GIVEN TASK: Copy out each line of the material below that holds the string "marker".

-- begin --

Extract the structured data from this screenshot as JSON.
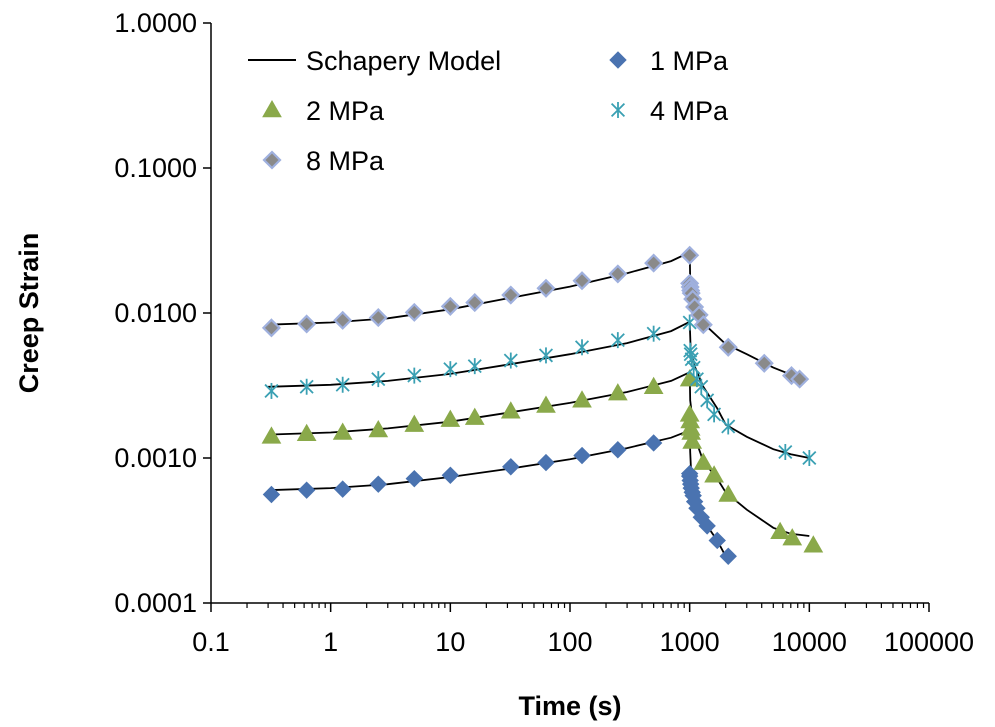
{
  "chart_data": {
    "type": "scatter",
    "title": "",
    "xlabel": "Time (s)",
    "ylabel": "Creep Strain",
    "x_scale": "log",
    "y_scale": "log",
    "xlim": [
      0.1,
      100000
    ],
    "ylim": [
      0.0001,
      1.0
    ],
    "x_tick_labels": [
      "0.1",
      "1",
      "10",
      "100",
      "1000",
      "10000",
      "100000"
    ],
    "y_tick_labels": [
      "0.0001",
      "0.0010",
      "0.0100",
      "0.1000",
      "1.0000"
    ],
    "grid": false,
    "legend_position": "top-left",
    "series": [
      {
        "name": "Schapery Model",
        "kind": "line",
        "color": "#000000",
        "segments": [
          [
            [
              0.3,
              0.0006
            ],
            [
              1,
              0.00062
            ],
            [
              3,
              0.00066
            ],
            [
              10,
              0.00074
            ],
            [
              30,
              0.00084
            ],
            [
              100,
              0.00098
            ],
            [
              300,
              0.00117
            ],
            [
              700,
              0.00138
            ],
            [
              1000,
              0.00155
            ],
            [
              1010,
              0.0011
            ],
            [
              1040,
              0.00065
            ],
            [
              1150,
              0.00048
            ],
            [
              1400,
              0.00034
            ],
            [
              1700,
              0.00027
            ],
            [
              2000,
              0.00021
            ]
          ],
          [
            [
              0.3,
              0.00145
            ],
            [
              1,
              0.0015
            ],
            [
              3,
              0.0016
            ],
            [
              10,
              0.00178
            ],
            [
              30,
              0.00205
            ],
            [
              100,
              0.0024
            ],
            [
              300,
              0.00285
            ],
            [
              700,
              0.0034
            ],
            [
              1000,
              0.0039
            ],
            [
              1010,
              0.0025
            ],
            [
              1100,
              0.0014
            ],
            [
              1300,
              0.00095
            ],
            [
              1700,
              0.00072
            ],
            [
              2000,
              0.00058
            ],
            [
              3000,
              0.00044
            ],
            [
              5000,
              0.00033
            ],
            [
              7000,
              0.0003
            ],
            [
              10000,
              0.00029
            ]
          ],
          [
            [
              0.3,
              0.0031
            ],
            [
              1,
              0.0032
            ],
            [
              3,
              0.0034
            ],
            [
              10,
              0.0038
            ],
            [
              30,
              0.0044
            ],
            [
              100,
              0.0052
            ],
            [
              300,
              0.0062
            ],
            [
              700,
              0.0075
            ],
            [
              1000,
              0.0087
            ],
            [
              1020,
              0.0055
            ],
            [
              1100,
              0.0043
            ],
            [
              1300,
              0.0031
            ],
            [
              1700,
              0.0022
            ],
            [
              2000,
              0.0017
            ],
            [
              3000,
              0.0014
            ],
            [
              5000,
              0.00115
            ],
            [
              7000,
              0.00106
            ],
            [
              10000,
              0.001
            ]
          ],
          [
            [
              0.3,
              0.0083
            ],
            [
              1,
              0.0086
            ],
            [
              3,
              0.0092
            ],
            [
              10,
              0.0106
            ],
            [
              30,
              0.0126
            ],
            [
              100,
              0.0152
            ],
            [
              300,
              0.0188
            ],
            [
              700,
              0.0228
            ],
            [
              1000,
              0.0262
            ],
            [
              1010,
              0.017
            ],
            [
              1100,
              0.012
            ],
            [
              1300,
              0.0085
            ],
            [
              2000,
              0.0061
            ],
            [
              3000,
              0.0052
            ],
            [
              5000,
              0.0042
            ],
            [
              8000,
              0.0036
            ],
            [
              9000,
              0.0035
            ]
          ]
        ]
      },
      {
        "name": "1 MPa",
        "marker": "diamond",
        "color": "#4a73b0",
        "x": [
          0.32,
          0.63,
          1.26,
          2.5,
          5,
          10,
          32,
          63,
          126,
          251,
          500,
          1000,
          1000,
          1010,
          1020,
          1030,
          1050,
          1070,
          1100,
          1150,
          1250,
          1400,
          1700,
          2100
        ],
        "y": [
          0.00056,
          0.0006,
          0.00061,
          0.00066,
          0.00072,
          0.00076,
          0.00087,
          0.00093,
          0.00104,
          0.00114,
          0.00127,
          0.00078,
          0.00075,
          0.0007,
          0.00066,
          0.00062,
          0.00058,
          0.00055,
          0.0005,
          0.00045,
          0.00039,
          0.00034,
          0.00027,
          0.00021
        ]
      },
      {
        "name": "2 MPa",
        "marker": "triangle",
        "color": "#8aa94a",
        "x": [
          0.32,
          0.63,
          1.26,
          2.5,
          5,
          10,
          16,
          32,
          63,
          126,
          251,
          500,
          1000,
          1000,
          1010,
          1020,
          1030,
          1050,
          1300,
          1600,
          2100,
          5700,
          7200,
          10800
        ],
        "y": [
          0.00141,
          0.00147,
          0.0015,
          0.00156,
          0.0017,
          0.00184,
          0.0019,
          0.0021,
          0.0023,
          0.0025,
          0.0028,
          0.0031,
          0.0035,
          0.002,
          0.0018,
          0.0016,
          0.0015,
          0.0013,
          0.00093,
          0.00076,
          0.00056,
          0.00031,
          0.00028,
          0.00025
        ]
      },
      {
        "name": "4 MPa",
        "marker": "star",
        "color": "#3aa0b3",
        "x": [
          0.32,
          0.63,
          1.26,
          2.5,
          5,
          10,
          16,
          32,
          63,
          126,
          251,
          500,
          1000,
          1010,
          1020,
          1040,
          1080,
          1150,
          1250,
          1400,
          1600,
          2100,
          6300,
          10000
        ],
        "y": [
          0.0029,
          0.0031,
          0.0032,
          0.0035,
          0.0037,
          0.0041,
          0.0043,
          0.0047,
          0.0051,
          0.0058,
          0.0065,
          0.0072,
          0.0086,
          0.0055,
          0.0052,
          0.0048,
          0.0042,
          0.0035,
          0.0031,
          0.0025,
          0.002,
          0.00165,
          0.0011,
          0.001
        ]
      },
      {
        "name": "8 MPa",
        "marker": "diamond",
        "color": "#8a8a8a",
        "fill": "#8a8a8a",
        "stroke": "#9fb0de",
        "x": [
          0.32,
          0.63,
          1.26,
          2.5,
          5,
          10,
          16,
          32,
          63,
          126,
          251,
          500,
          1000,
          1000,
          1010,
          1020,
          1030,
          1060,
          1100,
          1200,
          1300,
          2100,
          4200,
          7100,
          8300
        ],
        "y": [
          0.0079,
          0.0084,
          0.0089,
          0.0093,
          0.0101,
          0.0111,
          0.0118,
          0.0133,
          0.0148,
          0.0167,
          0.0186,
          0.0221,
          0.025,
          0.016,
          0.0151,
          0.0143,
          0.0137,
          0.0125,
          0.011,
          0.0097,
          0.0083,
          0.0058,
          0.0045,
          0.0037,
          0.0035
        ]
      }
    ]
  }
}
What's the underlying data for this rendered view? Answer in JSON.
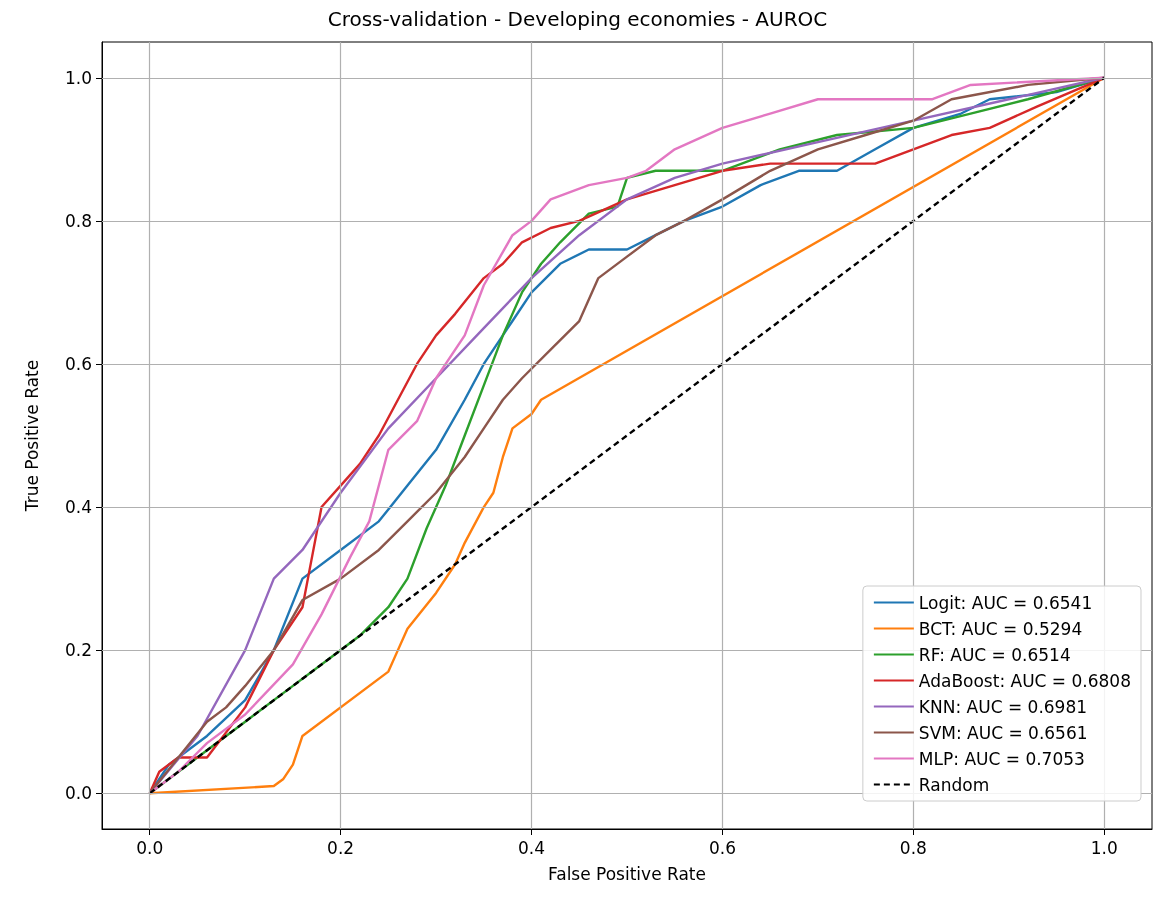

-- end --

THE SOLUTION:
        "marker": "diamond",
        "marker": "triangle",
        "marker": "star",
        "marker": "diamond",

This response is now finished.